Правительство вывело нас из затруднительного положения. Когда, уже с выдохшимся увлечением и тяжелым сердцем, я на четвертый день беспорядков подошел к зданию университета, то все входы в него были заперты и оцеплены полицией, а на стене висело объявление, что по распоряжению министра народного просвещения университет временно закрыт.

Вынужденные каникулы, слившиеся с рождественскими, продолжались около двух с половиной месяцев. За это время начальство производило очередную "чистку". Два мои товарища - Жуковский и Сабашников - были исключены из университета, и оба, будучи состоятельными людьми, поехали кончать образование за границей. Жуковский, мой ближайший гимназический друг, тот набожный мальчик, с которым я вел в детстве споры на религиозные темы и который поступил в университет убежденным толстовцем, попав в университетскую передрягу и проведя несколько дней под арестом в участке, вышел оттуда уже революционером.

* [ВЫДЕРЖКИ ИЗ ДАННЫХ]

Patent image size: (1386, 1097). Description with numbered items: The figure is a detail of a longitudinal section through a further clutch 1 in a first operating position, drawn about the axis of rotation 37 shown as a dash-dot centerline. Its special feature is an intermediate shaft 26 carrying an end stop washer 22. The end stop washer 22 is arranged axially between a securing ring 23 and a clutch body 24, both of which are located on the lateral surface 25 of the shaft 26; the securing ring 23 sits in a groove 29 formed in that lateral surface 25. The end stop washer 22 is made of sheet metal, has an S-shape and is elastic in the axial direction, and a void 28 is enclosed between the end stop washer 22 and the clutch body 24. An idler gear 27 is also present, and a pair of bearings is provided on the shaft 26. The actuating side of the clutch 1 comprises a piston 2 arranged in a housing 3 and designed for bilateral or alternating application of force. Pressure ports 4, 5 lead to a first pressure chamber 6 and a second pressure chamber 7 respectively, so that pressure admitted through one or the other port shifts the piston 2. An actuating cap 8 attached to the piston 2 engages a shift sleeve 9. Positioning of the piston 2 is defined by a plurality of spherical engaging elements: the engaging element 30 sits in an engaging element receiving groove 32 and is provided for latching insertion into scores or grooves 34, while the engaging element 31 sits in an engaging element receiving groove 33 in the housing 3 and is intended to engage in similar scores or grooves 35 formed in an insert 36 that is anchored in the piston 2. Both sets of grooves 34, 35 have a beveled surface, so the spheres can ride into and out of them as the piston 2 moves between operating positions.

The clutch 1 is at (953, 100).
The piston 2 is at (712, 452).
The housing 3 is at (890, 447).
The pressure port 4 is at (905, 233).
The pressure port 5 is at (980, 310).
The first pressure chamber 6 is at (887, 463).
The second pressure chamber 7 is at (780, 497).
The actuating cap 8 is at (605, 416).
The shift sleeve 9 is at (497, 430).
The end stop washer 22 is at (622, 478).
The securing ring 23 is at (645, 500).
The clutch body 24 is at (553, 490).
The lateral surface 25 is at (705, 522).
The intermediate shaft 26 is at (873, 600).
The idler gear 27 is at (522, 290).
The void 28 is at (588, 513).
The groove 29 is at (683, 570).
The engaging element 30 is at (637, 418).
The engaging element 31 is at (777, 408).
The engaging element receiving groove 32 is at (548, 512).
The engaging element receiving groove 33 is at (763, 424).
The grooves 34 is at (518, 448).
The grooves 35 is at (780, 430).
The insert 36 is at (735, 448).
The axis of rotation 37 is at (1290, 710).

* [ЗАДАНИЕ]
Ответьте по исходному тексту:
1. О чем говорилось в объявлении, висевшем на стене университета?
2. Сколько продолжались вынужденные каникулы?
3. Кем вышел Жуковский из участка после нескольких дней ареста?
Эти данные представляют собой отдельный материал и с текстом не связаны.

* [ОТВЕТ К ЗАДАНИЮ]
1. По распоряжению министра народного просвещения университет временно закрыт.
2. Около двух с половиной месяцев.
3. Революционером.